Work required:
Write out the entries below once more, exactly, with the pictures left out.

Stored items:
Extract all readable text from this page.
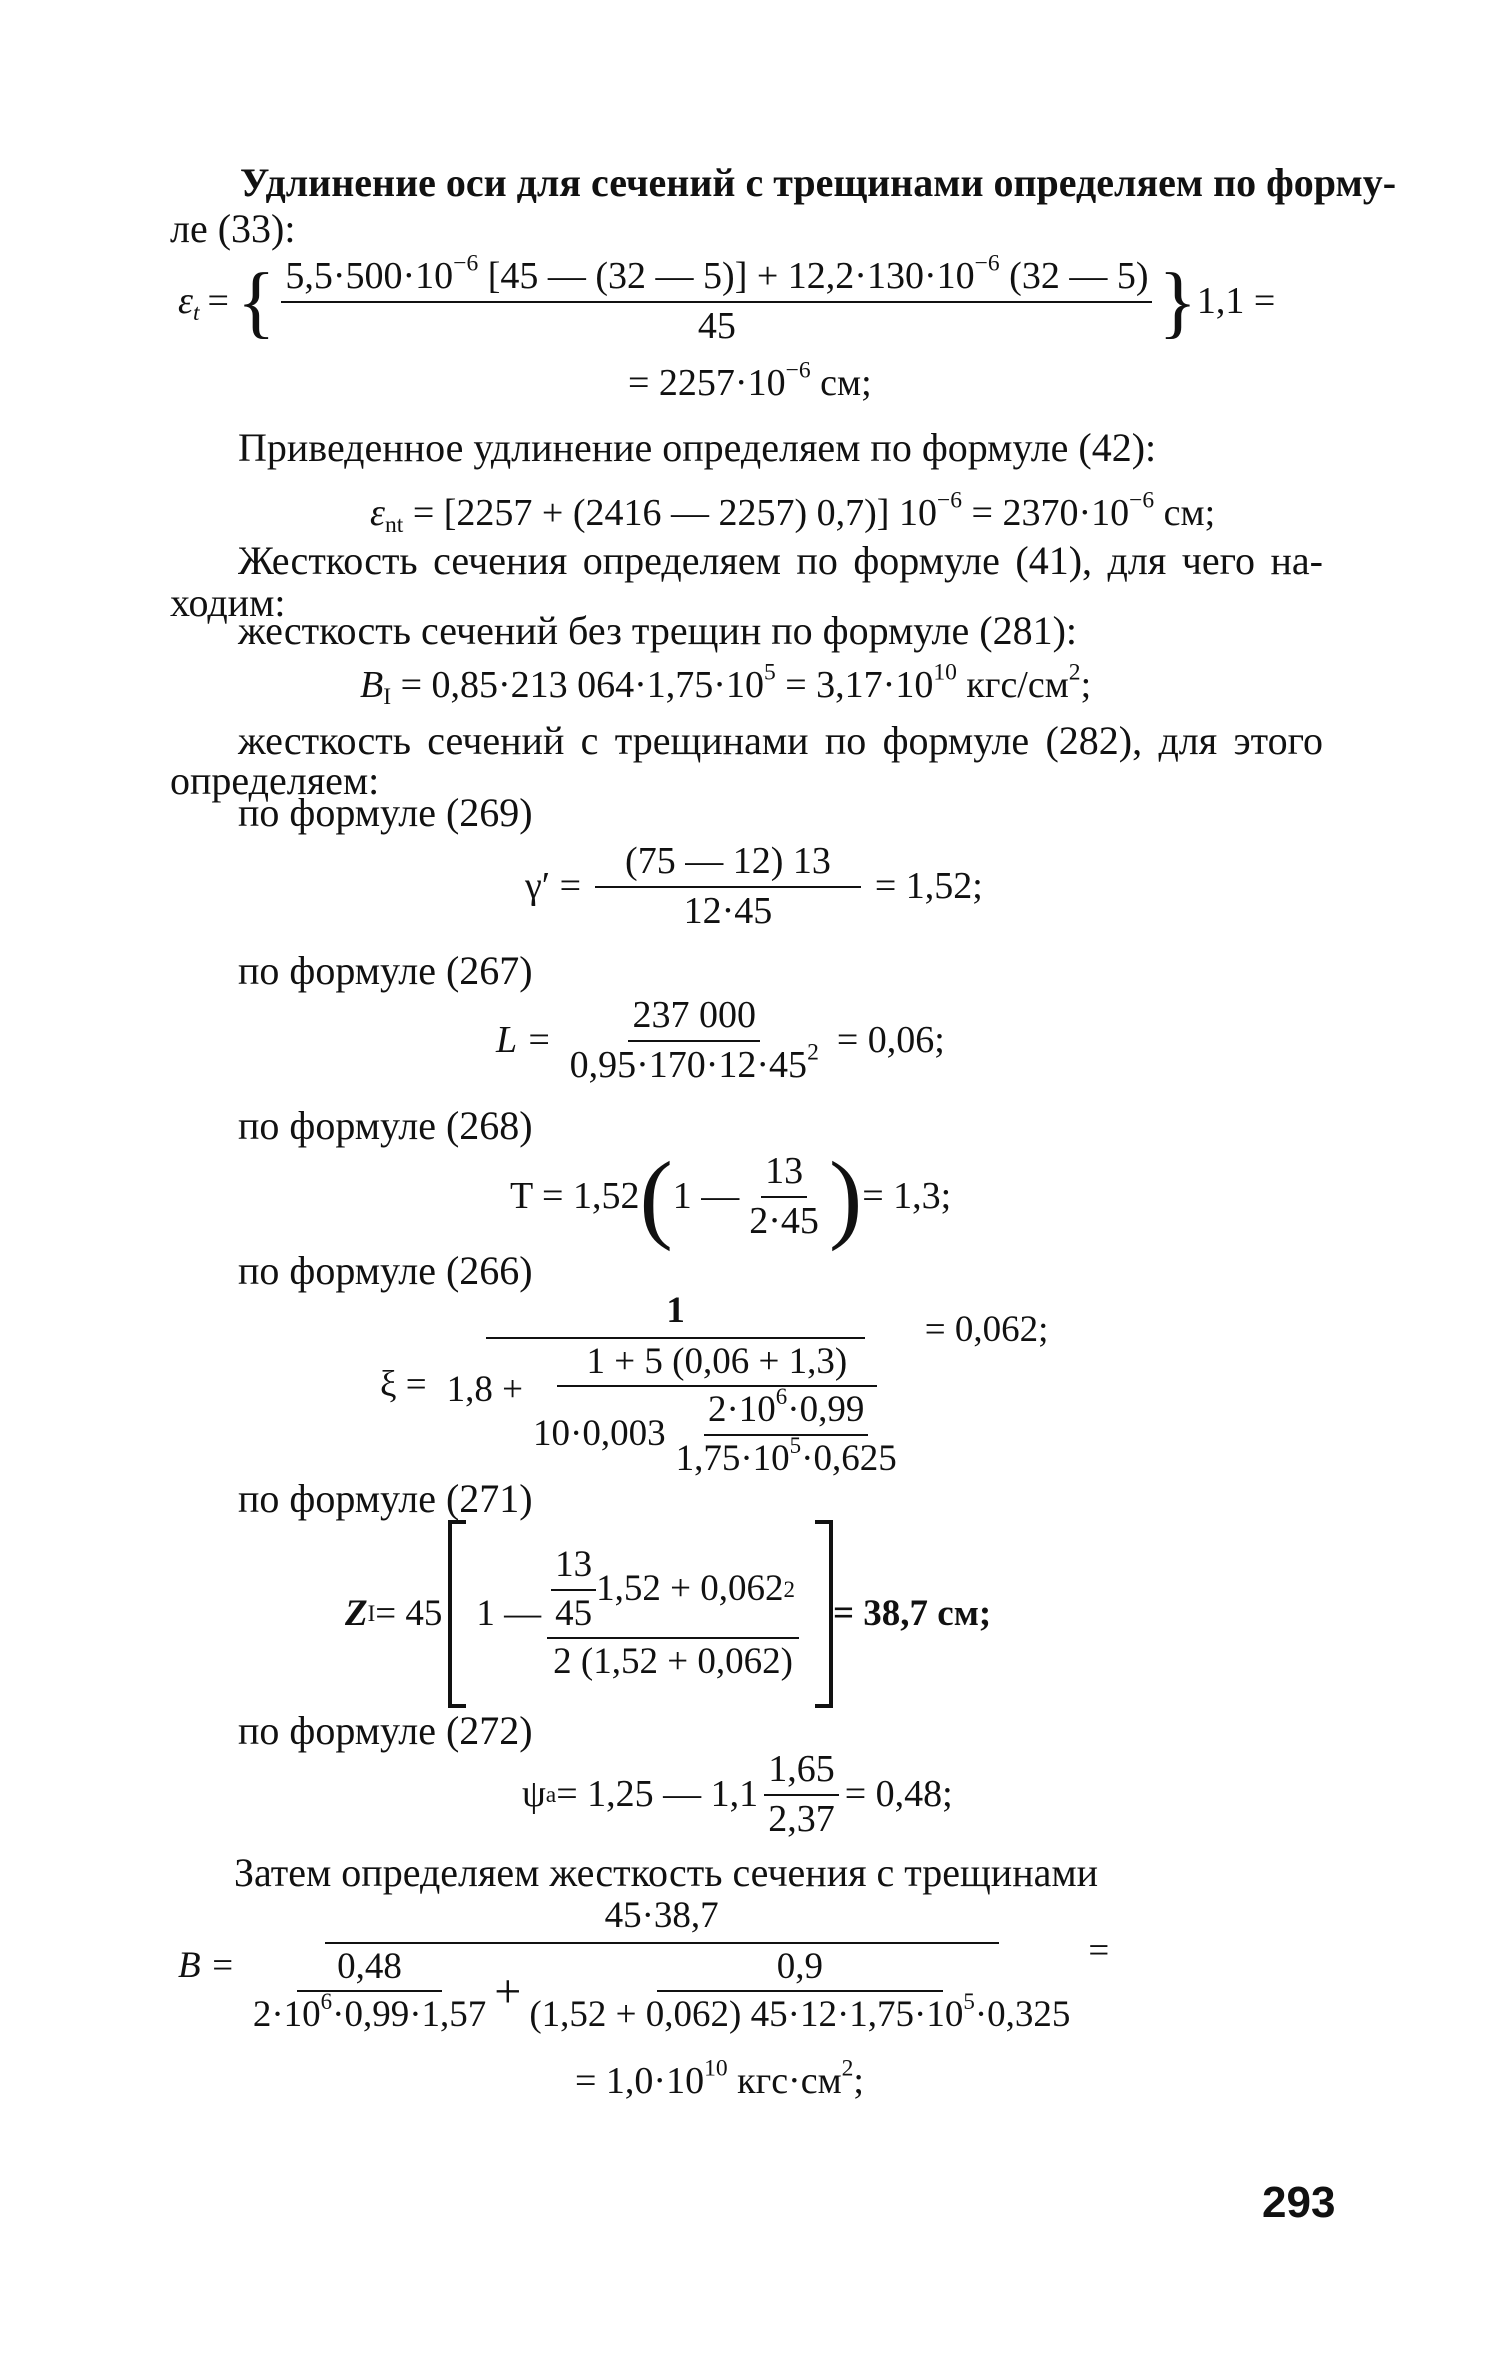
Удлинение оси для сечений с трещинами определяем по форму-
ле (33):
$\varepsilon_t$ = { $\frac{5,5\cdot 500\cdot 10^{-6} [45 — (32 — 5)] + 12,2\cdot 130\cdot 10^{-6} (32 — 5)}{45}$ } 1,1 =
= $2257\cdot 10^{-6}$ см;
Приведенное удлинение определяем по формуле (42):
$\varepsilon_{nt} = [2257 + (2416$ — 2257) 0,7)] $10^{-6} = 2370\cdot 10^{-6}$ см;
Жесткость сечения определяем по формуле (41), для чего на-
ходим:
жесткость сечений без трещин по формуле (281):
$B_I = 0,85\cdot 213$ $064\cdot 1,75\cdot 10^5 = 3,17\cdot 10^{10}$ кгс/$см^2$;
жесткость сечений с трещинами по формуле (282), для этого
определяем:
по формуле (269)
$\gamma' = \frac{(75 — 12) 13}{12\cdot 45} = 1,52$;
по формуле (267)
$L = \frac{237 000}{0,95\cdot 170\cdot 12\cdot 45^2} = 0,06$;
по формуле (268)
T = 1,52 ( 1 — $\frac{13}{2\cdot 45}$ ) = 1,3;
по формуле (266)
ξ =
1
1,8 +
1 + 5 (0,06 + 1,3)
$10\cdot 0,003 \frac{2\cdot 10^6\cdot 0,99}{1,75\cdot 10^5\cdot 0,625}$
= 0,062;
по формуле (271)
Z I = 45 1 — $\frac{\frac{13}{45} 1,52 + 0,062 2}{2 (1,52 + 0,062)} = 38,7$ см;
по формуле (272)
ψ a = 1,25 — $1,1 \frac{1,65}{2,37} = 0,48$;
Затем определяем жесткость сечения с трещинами
B =
45·38,7
$\frac{0,48}{2\cdot 10^6\cdot 0,99\cdot 1,57} + \frac{0,9}{(1,52 + 0,062) 45\cdot 12\cdot 1,75\cdot 10^5\cdot 0,325}$ =
= $1,0\cdot 10^{10}$ $кгс\cdot см^2$;
293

Solution:
Extract all readable text from this page.
Удлинение оси для сечений с трещинами определяем по форму-
ле (33):
$\varepsilon_t$ = { $\frac{5,5\cdot 500\cdot 10^{-6} [45 — (32 — 5)] + 12,2\cdot 130\cdot 10^{-6} (32 — 5)}{45}$ } 1,1 =
= $2257\cdot 10^{-6}$ см;
Приведенное удлинение определяем по формуле (42):
$\varepsilon_{nt} = [2257 + (2416$ — 2257) 0,7)] $10^{-6} = 2370\cdot 10^{-6}$ см;
Жесткость сечения определяем по формуле (41), для чего на-
ходим:
жесткость сечений без трещин по формуле (281):
$B_I = 0,85\cdot 213$ $064\cdot 1,75\cdot 10^5 = 3,17\cdot 10^{10}$ кгс/$см^2$;
жесткость сечений с трещинами по формуле (282), для этого
определяем:
по формуле (269)
$\gamma' = \frac{(75 — 12) 13}{12\cdot 45} = 1,52$;
по формуле (267)
$L = \frac{237 000}{0,95\cdot 170\cdot 12\cdot 45^2} = 0,06$;
по формуле (268)
T = 1,52 ( 1 — $\frac{13}{2\cdot 45}$ ) = 1,3;
по формуле (266)
ξ =
1
1,8 +
1 + 5 (0,06 + 1,3)
$10\cdot 0,003 \frac{2\cdot 10^6\cdot 0,99}{1,75\cdot 10^5\cdot 0,625}$
= 0,062;
по формуле (271)
Z I = 45 1 — $\frac{\frac{13}{45} 1,52 + 0,062 2}{2 (1,52 + 0,062)} = 38,7$ см;
по формуле (272)
ψ a = 1,25 — $1,1 \frac{1,65}{2,37} = 0,48$;
Затем определяем жесткость сечения с трещинами
B =
45·38,7
$\frac{0,48}{2\cdot 10^6\cdot 0,99\cdot 1,57} + \frac{0,9}{(1,52 + 0,062) 45\cdot 12\cdot 1,75\cdot 10^5\cdot 0,325}$ =
= $1,0\cdot 10^{10}$ $кгс\cdot см^2$;
293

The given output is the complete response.